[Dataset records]
=-=-=-=-=

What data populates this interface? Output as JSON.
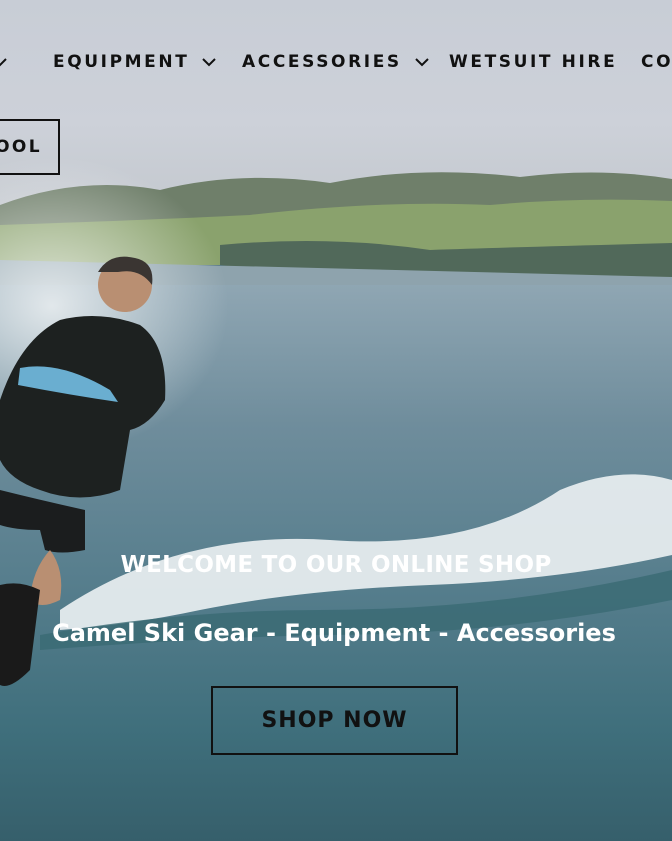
{
  "nav": {
    "items": [
      {
        "label": "",
        "has_dropdown": true
      },
      {
        "label": "EQUIPMENT",
        "has_dropdown": true
      },
      {
        "label": "ACCESSORIES",
        "has_dropdown": true
      },
      {
        "label": "WETSUIT HIRE",
        "has_dropdown": false
      },
      {
        "label": "CO",
        "has_dropdown": false
      }
    ]
  },
  "school_button": {
    "label": "OOL"
  },
  "hero": {
    "welcome": "WELCOME TO OUR ONLINE SHOP",
    "subtitle": "Camel Ski Gear - Equipment - Accessories",
    "cta_label": "SHOP NOW"
  },
  "colors": {
    "text_dark": "#111111",
    "text_light": "#ffffff",
    "sea": "#557d8c",
    "sky": "#cdd1d9"
  },
  "icons": {
    "dropdown": "chevron-down-icon"
  }
}
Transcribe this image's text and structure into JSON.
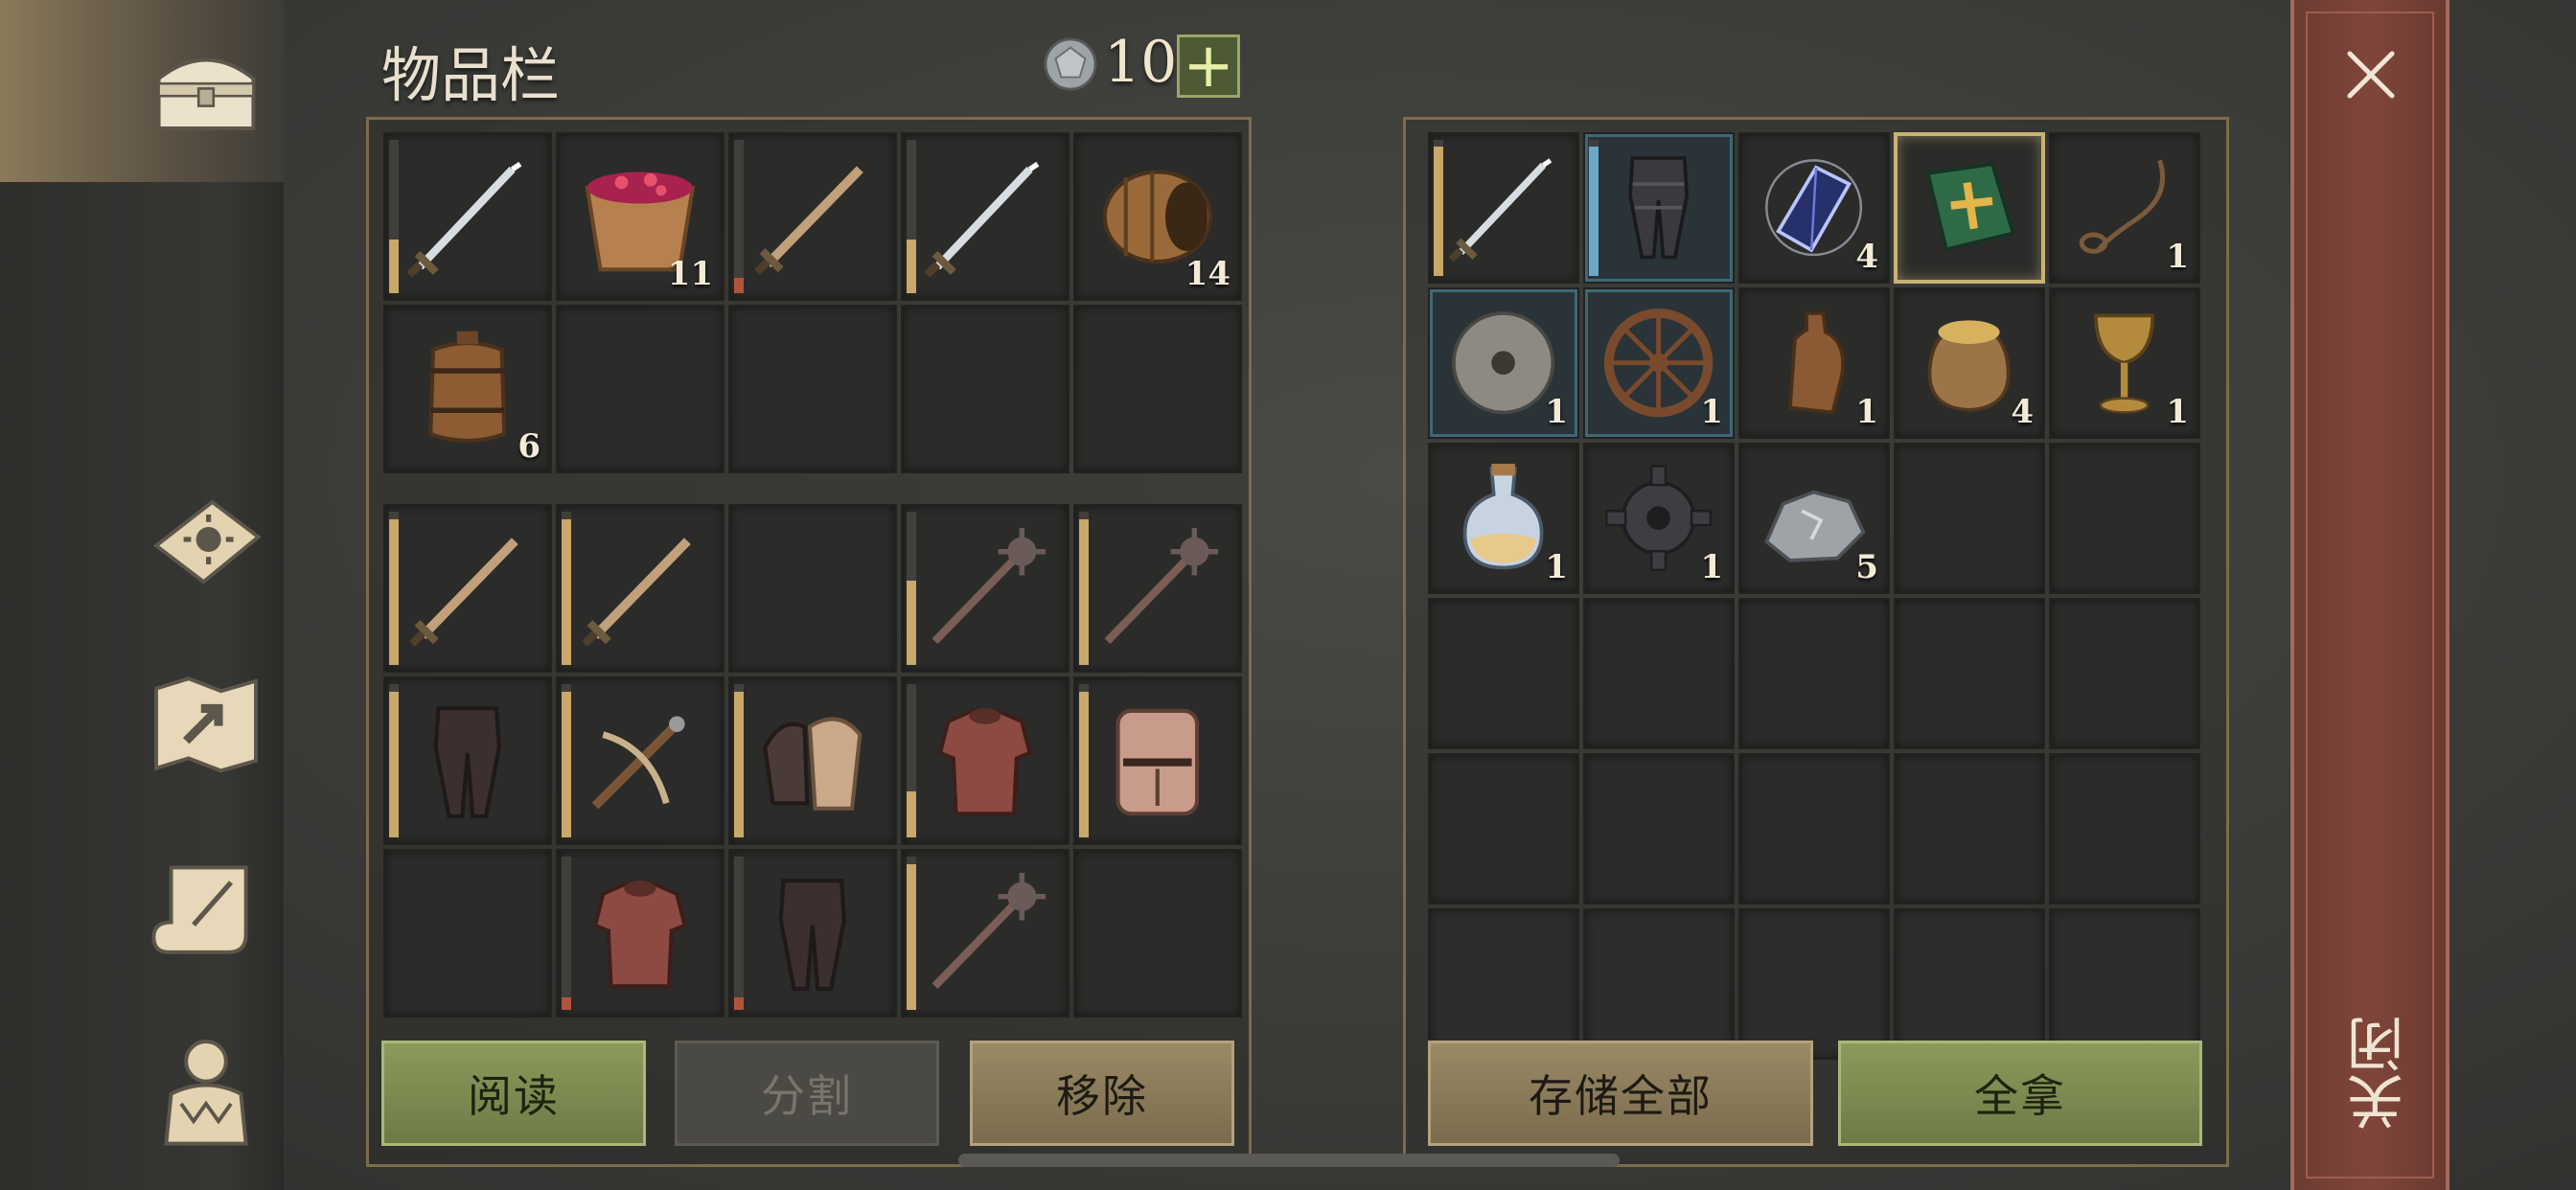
{
  "inventory": {
    "title": "物品栏",
    "currency": "10",
    "plus": "+",
    "top_slots": [
      {
        "icon": "sword-icon",
        "qty": "",
        "durability": 0.35,
        "dur_color": "tan"
      },
      {
        "icon": "berry-bucket-icon",
        "qty": "11"
      },
      {
        "icon": "wooden-sword-icon",
        "qty": "",
        "durability": 0.1,
        "dur_color": "red"
      },
      {
        "icon": "sword-icon",
        "qty": "",
        "durability": 0.35,
        "dur_color": "tan"
      },
      {
        "icon": "barrel-icon",
        "qty": "14"
      },
      {
        "icon": "wine-barrel-icon",
        "qty": "6"
      },
      {
        "icon": "",
        "qty": ""
      },
      {
        "icon": "",
        "qty": ""
      },
      {
        "icon": "",
        "qty": ""
      },
      {
        "icon": "",
        "qty": ""
      }
    ],
    "gear_slots": [
      {
        "icon": "wooden-sword-icon",
        "durability": 0.95,
        "dur_color": "tan"
      },
      {
        "icon": "wooden-sword-icon",
        "durability": 0.95,
        "dur_color": "tan"
      },
      {
        "icon": "",
        "durability": null
      },
      {
        "icon": "mace-icon",
        "durability": 0.55,
        "dur_color": "tan"
      },
      {
        "icon": "mace-icon",
        "durability": 0.95,
        "dur_color": "tan"
      },
      {
        "icon": "leather-pants-icon",
        "durability": 0.95,
        "dur_color": "tan"
      },
      {
        "icon": "crossbow-icon",
        "durability": 0.95,
        "dur_color": "tan"
      },
      {
        "icon": "gauntlets-icon",
        "durability": 0.95,
        "dur_color": "tan"
      },
      {
        "icon": "chainmail-icon",
        "durability": 0.3,
        "dur_color": "tan"
      },
      {
        "icon": "great-helm-icon",
        "durability": 0.95,
        "dur_color": "tan"
      },
      {
        "icon": "",
        "durability": null
      },
      {
        "icon": "chainmail-icon",
        "durability": 0.08,
        "dur_color": "red"
      },
      {
        "icon": "leather-pants-icon",
        "durability": 0.08,
        "dur_color": "red"
      },
      {
        "icon": "mace-icon",
        "durability": 0.95,
        "dur_color": "tan"
      },
      {
        "icon": "",
        "durability": null
      }
    ],
    "buttons": {
      "read": "阅读",
      "split": "分割",
      "remove": "移除"
    }
  },
  "storage": {
    "slots": [
      {
        "icon": "sword-icon",
        "qty": "",
        "durability": 0.95,
        "dur_color": "tan"
      },
      {
        "icon": "iron-greaves-icon",
        "qty": "",
        "durability": 0.95,
        "dur_color": "blue",
        "blue": true
      },
      {
        "icon": "crystal-icon",
        "qty": "4"
      },
      {
        "icon": "green-book-icon",
        "qty": "",
        "selected": true
      },
      {
        "icon": "rope-icon",
        "qty": "1"
      },
      {
        "icon": "millstone-icon",
        "qty": "1",
        "blue": true
      },
      {
        "icon": "wheel-icon",
        "qty": "1",
        "blue": true
      },
      {
        "icon": "leather-bottle-icon",
        "qty": "1"
      },
      {
        "icon": "grain-sack-icon",
        "qty": "4"
      },
      {
        "icon": "goblet-icon",
        "qty": "1"
      },
      {
        "icon": "potion-icon",
        "qty": "1"
      },
      {
        "icon": "gear-icon",
        "qty": "1"
      },
      {
        "icon": "ore-icon",
        "qty": "5"
      },
      {
        "icon": "",
        "qty": ""
      },
      {
        "icon": "",
        "qty": ""
      },
      {
        "icon": "",
        "qty": ""
      },
      {
        "icon": "",
        "qty": ""
      },
      {
        "icon": "",
        "qty": ""
      },
      {
        "icon": "",
        "qty": ""
      },
      {
        "icon": "",
        "qty": ""
      },
      {
        "icon": "",
        "qty": ""
      },
      {
        "icon": "",
        "qty": ""
      },
      {
        "icon": "",
        "qty": ""
      },
      {
        "icon": "",
        "qty": ""
      },
      {
        "icon": "",
        "qty": ""
      },
      {
        "icon": "",
        "qty": "",
        "faded": true
      },
      {
        "icon": "",
        "qty": "",
        "faded": true
      },
      {
        "icon": "",
        "qty": "",
        "faded": true
      },
      {
        "icon": "",
        "qty": "",
        "faded": true
      },
      {
        "icon": "",
        "qty": "",
        "faded": true
      }
    ],
    "buttons": {
      "store_all": "存储全部",
      "take_all": "全拿"
    }
  },
  "close": {
    "label": "关闭"
  },
  "sidebar": [
    "chest-icon",
    "sun-book-icon",
    "map-icon",
    "scroll-icon",
    "character-icon"
  ],
  "colors": {
    "accent_green": "#8c9a5c",
    "accent_tan": "#9a8a66",
    "close_red": "#80453a"
  }
}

=-=-=-=-=

Exercise requirements: Which lines contain "this"? Show each of them.

In response:
What data populates this interface? Output as JSON.
Transcribe this image's text and structure into JSON.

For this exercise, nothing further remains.